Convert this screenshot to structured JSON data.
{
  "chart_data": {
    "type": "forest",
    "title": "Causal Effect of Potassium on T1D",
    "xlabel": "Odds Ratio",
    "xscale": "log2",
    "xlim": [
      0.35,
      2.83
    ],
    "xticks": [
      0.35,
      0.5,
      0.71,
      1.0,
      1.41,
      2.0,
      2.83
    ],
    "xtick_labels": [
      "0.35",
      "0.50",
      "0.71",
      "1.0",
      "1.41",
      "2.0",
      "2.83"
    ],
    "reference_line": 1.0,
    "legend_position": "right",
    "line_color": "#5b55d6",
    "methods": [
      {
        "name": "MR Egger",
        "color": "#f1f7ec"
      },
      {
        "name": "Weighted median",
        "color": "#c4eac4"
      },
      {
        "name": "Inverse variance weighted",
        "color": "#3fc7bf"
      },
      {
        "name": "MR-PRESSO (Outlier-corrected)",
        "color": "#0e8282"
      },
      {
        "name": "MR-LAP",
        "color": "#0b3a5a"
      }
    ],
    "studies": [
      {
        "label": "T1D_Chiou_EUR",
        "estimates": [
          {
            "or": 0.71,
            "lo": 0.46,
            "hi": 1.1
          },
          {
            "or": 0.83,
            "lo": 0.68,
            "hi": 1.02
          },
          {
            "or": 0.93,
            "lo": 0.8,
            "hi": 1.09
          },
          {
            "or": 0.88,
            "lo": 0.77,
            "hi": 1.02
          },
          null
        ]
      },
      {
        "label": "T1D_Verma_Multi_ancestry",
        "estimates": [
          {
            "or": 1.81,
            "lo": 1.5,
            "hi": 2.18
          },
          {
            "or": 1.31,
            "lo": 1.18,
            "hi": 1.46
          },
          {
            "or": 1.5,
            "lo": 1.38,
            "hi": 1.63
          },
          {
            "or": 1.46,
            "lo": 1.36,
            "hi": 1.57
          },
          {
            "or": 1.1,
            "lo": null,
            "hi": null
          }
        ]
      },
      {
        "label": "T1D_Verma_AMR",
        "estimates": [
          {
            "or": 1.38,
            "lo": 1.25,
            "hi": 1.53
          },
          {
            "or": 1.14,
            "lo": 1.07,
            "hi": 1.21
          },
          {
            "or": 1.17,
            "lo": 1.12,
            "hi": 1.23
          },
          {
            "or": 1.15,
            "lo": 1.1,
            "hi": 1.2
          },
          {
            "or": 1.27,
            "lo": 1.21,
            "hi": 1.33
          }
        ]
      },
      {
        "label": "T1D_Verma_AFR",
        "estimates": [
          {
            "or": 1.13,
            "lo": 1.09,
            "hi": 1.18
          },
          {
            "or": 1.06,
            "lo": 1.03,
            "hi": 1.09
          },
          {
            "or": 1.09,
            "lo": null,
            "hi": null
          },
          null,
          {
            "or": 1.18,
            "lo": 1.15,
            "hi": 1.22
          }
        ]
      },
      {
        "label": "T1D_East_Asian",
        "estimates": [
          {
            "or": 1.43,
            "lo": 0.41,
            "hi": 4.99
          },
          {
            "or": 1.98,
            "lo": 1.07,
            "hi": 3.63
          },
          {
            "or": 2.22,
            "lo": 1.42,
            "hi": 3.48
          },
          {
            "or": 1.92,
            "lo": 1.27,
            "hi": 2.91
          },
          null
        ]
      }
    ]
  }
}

■ **Given instruction**
Extract each line of the listing above, copying it word for word.

■ **Result below**
Convert this screenshot to structured JSON data.
{
  "chart_data": {
    "type": "forest",
    "title": "Causal Effect of Potassium on T1D",
    "xlabel": "Odds Ratio",
    "xscale": "log2",
    "xlim": [
      0.35,
      2.83
    ],
    "xticks": [
      0.35,
      0.5,
      0.71,
      1.0,
      1.41,
      2.0,
      2.83
    ],
    "xtick_labels": [
      "0.35",
      "0.50",
      "0.71",
      "1.0",
      "1.41",
      "2.0",
      "2.83"
    ],
    "reference_line": 1.0,
    "legend_position": "right",
    "line_color": "#5b55d6",
    "methods": [
      {
        "name": "MR Egger",
        "color": "#f1f7ec"
      },
      {
        "name": "Weighted median",
        "color": "#c4eac4"
      },
      {
        "name": "Inverse variance weighted",
        "color": "#3fc7bf"
      },
      {
        "name": "MR-PRESSO (Outlier-corrected)",
        "color": "#0e8282"
      },
      {
        "name": "MR-LAP",
        "color": "#0b3a5a"
      }
    ],
    "studies": [
      {
        "label": "T1D_Chiou_EUR",
        "estimates": [
          {
            "or": 0.71,
            "lo": 0.46,
            "hi": 1.1
          },
          {
            "or": 0.83,
            "lo": 0.68,
            "hi": 1.02
          },
          {
            "or": 0.93,
            "lo": 0.8,
            "hi": 1.09
          },
          {
            "or": 0.88,
            "lo": 0.77,
            "hi": 1.02
          },
          null
        ]
      },
      {
        "label": "T1D_Verma_Multi_ancestry",
        "estimates": [
          {
            "or": 1.81,
            "lo": 1.5,
            "hi": 2.18
          },
          {
            "or": 1.31,
            "lo": 1.18,
            "hi": 1.46
          },
          {
            "or": 1.5,
            "lo": 1.38,
            "hi": 1.63
          },
          {
            "or": 1.46,
            "lo": 1.36,
            "hi": 1.57
          },
          {
            "or": 1.1,
            "lo": null,
            "hi": null
          }
        ]
      },
      {
        "label": "T1D_Verma_AMR",
        "estimates": [
          {
            "or": 1.38,
            "lo": 1.25,
            "hi": 1.53
          },
          {
            "or": 1.14,
            "lo": 1.07,
            "hi": 1.21
          },
          {
            "or": 1.17,
            "lo": 1.12,
            "hi": 1.23
          },
          {
            "or": 1.15,
            "lo": 1.1,
            "hi": 1.2
          },
          {
            "or": 1.27,
            "lo": 1.21,
            "hi": 1.33
          }
        ]
      },
      {
        "label": "T1D_Verma_AFR",
        "estimates": [
          {
            "or": 1.13,
            "lo": 1.09,
            "hi": 1.18
          },
          {
            "or": 1.06,
            "lo": 1.03,
            "hi": 1.09
          },
          {
            "or": 1.09,
            "lo": null,
            "hi": null
          },
          null,
          {
            "or": 1.18,
            "lo": 1.15,
            "hi": 1.22
          }
        ]
      },
      {
        "label": "T1D_East_Asian",
        "estimates": [
          {
            "or": 1.43,
            "lo": 0.41,
            "hi": 4.99
          },
          {
            "or": 1.98,
            "lo": 1.07,
            "hi": 3.63
          },
          {
            "or": 2.22,
            "lo": 1.42,
            "hi": 3.48
          },
          {
            "or": 1.92,
            "lo": 1.27,
            "hi": 2.91
          },
          null
        ]
      }
    ]
  }
}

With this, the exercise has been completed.